─── Records for this exercise

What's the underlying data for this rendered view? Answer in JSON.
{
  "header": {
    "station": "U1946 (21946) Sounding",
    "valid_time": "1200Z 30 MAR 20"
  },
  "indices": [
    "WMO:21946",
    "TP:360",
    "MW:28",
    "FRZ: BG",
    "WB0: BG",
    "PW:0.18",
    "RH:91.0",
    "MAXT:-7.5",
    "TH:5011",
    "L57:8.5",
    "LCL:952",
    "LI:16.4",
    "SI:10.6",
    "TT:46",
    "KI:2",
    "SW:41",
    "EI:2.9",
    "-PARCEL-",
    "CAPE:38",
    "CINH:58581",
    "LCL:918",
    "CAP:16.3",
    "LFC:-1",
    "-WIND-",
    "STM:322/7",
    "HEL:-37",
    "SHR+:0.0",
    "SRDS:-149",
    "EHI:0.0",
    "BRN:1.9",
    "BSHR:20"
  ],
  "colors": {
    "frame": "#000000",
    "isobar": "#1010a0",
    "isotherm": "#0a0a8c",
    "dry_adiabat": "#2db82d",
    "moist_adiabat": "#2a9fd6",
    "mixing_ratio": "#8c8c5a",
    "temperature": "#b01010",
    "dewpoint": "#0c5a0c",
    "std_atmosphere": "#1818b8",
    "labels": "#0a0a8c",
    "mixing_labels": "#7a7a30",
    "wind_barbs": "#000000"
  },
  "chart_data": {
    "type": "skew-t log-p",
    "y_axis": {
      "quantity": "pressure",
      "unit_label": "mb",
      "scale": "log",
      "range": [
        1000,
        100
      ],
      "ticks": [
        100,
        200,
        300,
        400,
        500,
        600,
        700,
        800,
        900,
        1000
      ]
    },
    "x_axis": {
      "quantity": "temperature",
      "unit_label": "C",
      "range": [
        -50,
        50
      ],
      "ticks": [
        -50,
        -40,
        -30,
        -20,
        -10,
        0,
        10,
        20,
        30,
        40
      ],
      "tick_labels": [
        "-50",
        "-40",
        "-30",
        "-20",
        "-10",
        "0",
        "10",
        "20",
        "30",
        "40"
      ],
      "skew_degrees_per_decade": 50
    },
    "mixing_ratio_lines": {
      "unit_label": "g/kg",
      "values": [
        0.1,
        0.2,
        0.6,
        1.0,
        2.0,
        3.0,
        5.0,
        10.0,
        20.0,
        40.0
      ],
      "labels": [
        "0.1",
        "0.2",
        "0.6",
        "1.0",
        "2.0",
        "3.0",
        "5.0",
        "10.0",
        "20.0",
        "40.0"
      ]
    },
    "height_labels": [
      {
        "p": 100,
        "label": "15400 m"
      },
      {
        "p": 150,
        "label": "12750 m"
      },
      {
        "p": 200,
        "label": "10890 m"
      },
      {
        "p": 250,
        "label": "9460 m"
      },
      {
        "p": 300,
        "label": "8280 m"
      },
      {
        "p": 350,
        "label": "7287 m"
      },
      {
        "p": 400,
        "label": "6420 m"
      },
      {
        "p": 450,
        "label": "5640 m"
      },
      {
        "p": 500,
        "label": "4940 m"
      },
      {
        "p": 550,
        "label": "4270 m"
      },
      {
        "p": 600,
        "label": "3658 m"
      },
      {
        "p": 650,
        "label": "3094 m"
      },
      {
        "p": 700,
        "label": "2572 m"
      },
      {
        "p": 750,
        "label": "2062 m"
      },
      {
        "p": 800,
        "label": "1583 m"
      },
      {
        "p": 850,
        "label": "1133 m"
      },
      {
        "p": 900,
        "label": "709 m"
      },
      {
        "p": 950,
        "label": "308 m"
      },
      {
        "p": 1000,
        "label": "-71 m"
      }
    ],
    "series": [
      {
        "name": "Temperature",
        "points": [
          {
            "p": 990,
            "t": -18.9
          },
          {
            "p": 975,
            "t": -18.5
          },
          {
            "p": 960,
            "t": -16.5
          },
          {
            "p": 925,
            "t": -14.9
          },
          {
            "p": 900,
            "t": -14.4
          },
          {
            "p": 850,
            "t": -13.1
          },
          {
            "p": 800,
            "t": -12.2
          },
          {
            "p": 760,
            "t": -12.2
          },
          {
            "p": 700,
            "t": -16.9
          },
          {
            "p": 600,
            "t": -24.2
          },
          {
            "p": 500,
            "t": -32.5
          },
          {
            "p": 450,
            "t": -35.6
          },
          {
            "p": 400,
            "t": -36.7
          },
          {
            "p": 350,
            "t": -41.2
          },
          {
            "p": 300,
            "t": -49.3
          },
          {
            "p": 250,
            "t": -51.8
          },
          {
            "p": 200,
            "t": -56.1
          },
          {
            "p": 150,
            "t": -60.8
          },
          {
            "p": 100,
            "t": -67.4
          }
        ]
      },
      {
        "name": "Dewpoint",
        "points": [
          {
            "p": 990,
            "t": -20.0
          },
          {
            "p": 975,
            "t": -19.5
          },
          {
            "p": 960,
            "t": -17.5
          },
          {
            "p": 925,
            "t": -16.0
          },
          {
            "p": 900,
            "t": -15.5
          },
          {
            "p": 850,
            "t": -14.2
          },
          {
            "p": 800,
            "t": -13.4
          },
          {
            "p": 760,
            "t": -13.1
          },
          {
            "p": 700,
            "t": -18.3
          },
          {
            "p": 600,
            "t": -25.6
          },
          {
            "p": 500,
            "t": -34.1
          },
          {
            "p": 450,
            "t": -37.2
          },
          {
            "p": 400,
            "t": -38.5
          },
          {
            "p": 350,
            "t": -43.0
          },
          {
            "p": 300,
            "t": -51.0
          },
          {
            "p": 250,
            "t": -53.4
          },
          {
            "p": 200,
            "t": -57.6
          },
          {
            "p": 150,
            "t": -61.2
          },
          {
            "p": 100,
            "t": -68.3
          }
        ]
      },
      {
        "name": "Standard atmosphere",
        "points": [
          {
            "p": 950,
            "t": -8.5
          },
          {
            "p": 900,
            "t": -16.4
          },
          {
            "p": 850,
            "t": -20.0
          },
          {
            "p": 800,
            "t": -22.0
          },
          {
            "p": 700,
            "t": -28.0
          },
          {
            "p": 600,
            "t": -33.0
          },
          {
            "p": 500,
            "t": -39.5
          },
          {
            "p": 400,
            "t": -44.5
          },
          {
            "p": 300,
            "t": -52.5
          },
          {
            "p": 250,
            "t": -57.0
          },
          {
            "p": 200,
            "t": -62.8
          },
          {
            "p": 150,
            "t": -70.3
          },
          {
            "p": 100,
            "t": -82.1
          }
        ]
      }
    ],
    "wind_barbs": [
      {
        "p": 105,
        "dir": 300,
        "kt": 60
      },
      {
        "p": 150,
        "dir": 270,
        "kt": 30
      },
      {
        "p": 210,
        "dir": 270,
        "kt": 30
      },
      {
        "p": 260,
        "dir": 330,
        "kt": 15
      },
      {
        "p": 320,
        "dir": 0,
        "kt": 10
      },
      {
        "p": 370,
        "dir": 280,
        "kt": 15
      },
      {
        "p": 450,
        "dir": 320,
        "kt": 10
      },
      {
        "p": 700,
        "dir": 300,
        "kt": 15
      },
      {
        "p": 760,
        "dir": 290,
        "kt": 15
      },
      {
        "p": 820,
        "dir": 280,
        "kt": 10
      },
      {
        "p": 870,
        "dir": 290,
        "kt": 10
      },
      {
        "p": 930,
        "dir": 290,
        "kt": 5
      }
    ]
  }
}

──────

## Objective
Extract every entry above as it appears.

## Output
What's the underlying data for this rendered view? Answer in JSON.
{
  "header": {
    "station": "U1946 (21946) Sounding",
    "valid_time": "1200Z 30 MAR 20"
  },
  "indices": [
    "WMO:21946",
    "TP:360",
    "MW:28",
    "FRZ: BG",
    "WB0: BG",
    "PW:0.18",
    "RH:91.0",
    "MAXT:-7.5",
    "TH:5011",
    "L57:8.5",
    "LCL:952",
    "LI:16.4",
    "SI:10.6",
    "TT:46",
    "KI:2",
    "SW:41",
    "EI:2.9",
    "-PARCEL-",
    "CAPE:38",
    "CINH:58581",
    "LCL:918",
    "CAP:16.3",
    "LFC:-1",
    "-WIND-",
    "STM:322/7",
    "HEL:-37",
    "SHR+:0.0",
    "SRDS:-149",
    "EHI:0.0",
    "BRN:1.9",
    "BSHR:20"
  ],
  "colors": {
    "frame": "#000000",
    "isobar": "#1010a0",
    "isotherm": "#0a0a8c",
    "dry_adiabat": "#2db82d",
    "moist_adiabat": "#2a9fd6",
    "mixing_ratio": "#8c8c5a",
    "temperature": "#b01010",
    "dewpoint": "#0c5a0c",
    "std_atmosphere": "#1818b8",
    "labels": "#0a0a8c",
    "mixing_labels": "#7a7a30",
    "wind_barbs": "#000000"
  },
  "chart_data": {
    "type": "skew-t log-p",
    "y_axis": {
      "quantity": "pressure",
      "unit_label": "mb",
      "scale": "log",
      "range": [
        1000,
        100
      ],
      "ticks": [
        100,
        200,
        300,
        400,
        500,
        600,
        700,
        800,
        900,
        1000
      ]
    },
    "x_axis": {
      "quantity": "temperature",
      "unit_label": "C",
      "range": [
        -50,
        50
      ],
      "ticks": [
        -50,
        -40,
        -30,
        -20,
        -10,
        0,
        10,
        20,
        30,
        40
      ],
      "tick_labels": [
        "-50",
        "-40",
        "-30",
        "-20",
        "-10",
        "0",
        "10",
        "20",
        "30",
        "40"
      ],
      "skew_degrees_per_decade": 50
    },
    "mixing_ratio_lines": {
      "unit_label": "g/kg",
      "values": [
        0.1,
        0.2,
        0.6,
        1.0,
        2.0,
        3.0,
        5.0,
        10.0,
        20.0,
        40.0
      ],
      "labels": [
        "0.1",
        "0.2",
        "0.6",
        "1.0",
        "2.0",
        "3.0",
        "5.0",
        "10.0",
        "20.0",
        "40.0"
      ]
    },
    "height_labels": [
      {
        "p": 100,
        "label": "15400 m"
      },
      {
        "p": 150,
        "label": "12750 m"
      },
      {
        "p": 200,
        "label": "10890 m"
      },
      {
        "p": 250,
        "label": "9460 m"
      },
      {
        "p": 300,
        "label": "8280 m"
      },
      {
        "p": 350,
        "label": "7287 m"
      },
      {
        "p": 400,
        "label": "6420 m"
      },
      {
        "p": 450,
        "label": "5640 m"
      },
      {
        "p": 500,
        "label": "4940 m"
      },
      {
        "p": 550,
        "label": "4270 m"
      },
      {
        "p": 600,
        "label": "3658 m"
      },
      {
        "p": 650,
        "label": "3094 m"
      },
      {
        "p": 700,
        "label": "2572 m"
      },
      {
        "p": 750,
        "label": "2062 m"
      },
      {
        "p": 800,
        "label": "1583 m"
      },
      {
        "p": 850,
        "label": "1133 m"
      },
      {
        "p": 900,
        "label": "709 m"
      },
      {
        "p": 950,
        "label": "308 m"
      },
      {
        "p": 1000,
        "label": "-71 m"
      }
    ],
    "series": [
      {
        "name": "Temperature",
        "points": [
          {
            "p": 990,
            "t": -18.9
          },
          {
            "p": 975,
            "t": -18.5
          },
          {
            "p": 960,
            "t": -16.5
          },
          {
            "p": 925,
            "t": -14.9
          },
          {
            "p": 900,
            "t": -14.4
          },
          {
            "p": 850,
            "t": -13.1
          },
          {
            "p": 800,
            "t": -12.2
          },
          {
            "p": 760,
            "t": -12.2
          },
          {
            "p": 700,
            "t": -16.9
          },
          {
            "p": 600,
            "t": -24.2
          },
          {
            "p": 500,
            "t": -32.5
          },
          {
            "p": 450,
            "t": -35.6
          },
          {
            "p": 400,
            "t": -36.7
          },
          {
            "p": 350,
            "t": -41.2
          },
          {
            "p": 300,
            "t": -49.3
          },
          {
            "p": 250,
            "t": -51.8
          },
          {
            "p": 200,
            "t": -56.1
          },
          {
            "p": 150,
            "t": -60.8
          },
          {
            "p": 100,
            "t": -67.4
          }
        ]
      },
      {
        "name": "Dewpoint",
        "points": [
          {
            "p": 990,
            "t": -20.0
          },
          {
            "p": 975,
            "t": -19.5
          },
          {
            "p": 960,
            "t": -17.5
          },
          {
            "p": 925,
            "t": -16.0
          },
          {
            "p": 900,
            "t": -15.5
          },
          {
            "p": 850,
            "t": -14.2
          },
          {
            "p": 800,
            "t": -13.4
          },
          {
            "p": 760,
            "t": -13.1
          },
          {
            "p": 700,
            "t": -18.3
          },
          {
            "p": 600,
            "t": -25.6
          },
          {
            "p": 500,
            "t": -34.1
          },
          {
            "p": 450,
            "t": -37.2
          },
          {
            "p": 400,
            "t": -38.5
          },
          {
            "p": 350,
            "t": -43.0
          },
          {
            "p": 300,
            "t": -51.0
          },
          {
            "p": 250,
            "t": -53.4
          },
          {
            "p": 200,
            "t": -57.6
          },
          {
            "p": 150,
            "t": -61.2
          },
          {
            "p": 100,
            "t": -68.3
          }
        ]
      },
      {
        "name": "Standard atmosphere",
        "points": [
          {
            "p": 950,
            "t": -8.5
          },
          {
            "p": 900,
            "t": -16.4
          },
          {
            "p": 850,
            "t": -20.0
          },
          {
            "p": 800,
            "t": -22.0
          },
          {
            "p": 700,
            "t": -28.0
          },
          {
            "p": 600,
            "t": -33.0
          },
          {
            "p": 500,
            "t": -39.5
          },
          {
            "p": 400,
            "t": -44.5
          },
          {
            "p": 300,
            "t": -52.5
          },
          {
            "p": 250,
            "t": -57.0
          },
          {
            "p": 200,
            "t": -62.8
          },
          {
            "p": 150,
            "t": -70.3
          },
          {
            "p": 100,
            "t": -82.1
          }
        ]
      }
    ],
    "wind_barbs": [
      {
        "p": 105,
        "dir": 300,
        "kt": 60
      },
      {
        "p": 150,
        "dir": 270,
        "kt": 30
      },
      {
        "p": 210,
        "dir": 270,
        "kt": 30
      },
      {
        "p": 260,
        "dir": 330,
        "kt": 15
      },
      {
        "p": 320,
        "dir": 0,
        "kt": 10
      },
      {
        "p": 370,
        "dir": 280,
        "kt": 15
      },
      {
        "p": 450,
        "dir": 320,
        "kt": 10
      },
      {
        "p": 700,
        "dir": 300,
        "kt": 15
      },
      {
        "p": 760,
        "dir": 290,
        "kt": 15
      },
      {
        "p": 820,
        "dir": 280,
        "kt": 10
      },
      {
        "p": 870,
        "dir": 290,
        "kt": 10
      },
      {
        "p": 930,
        "dir": 290,
        "kt": 5
      }
    ]
  }
}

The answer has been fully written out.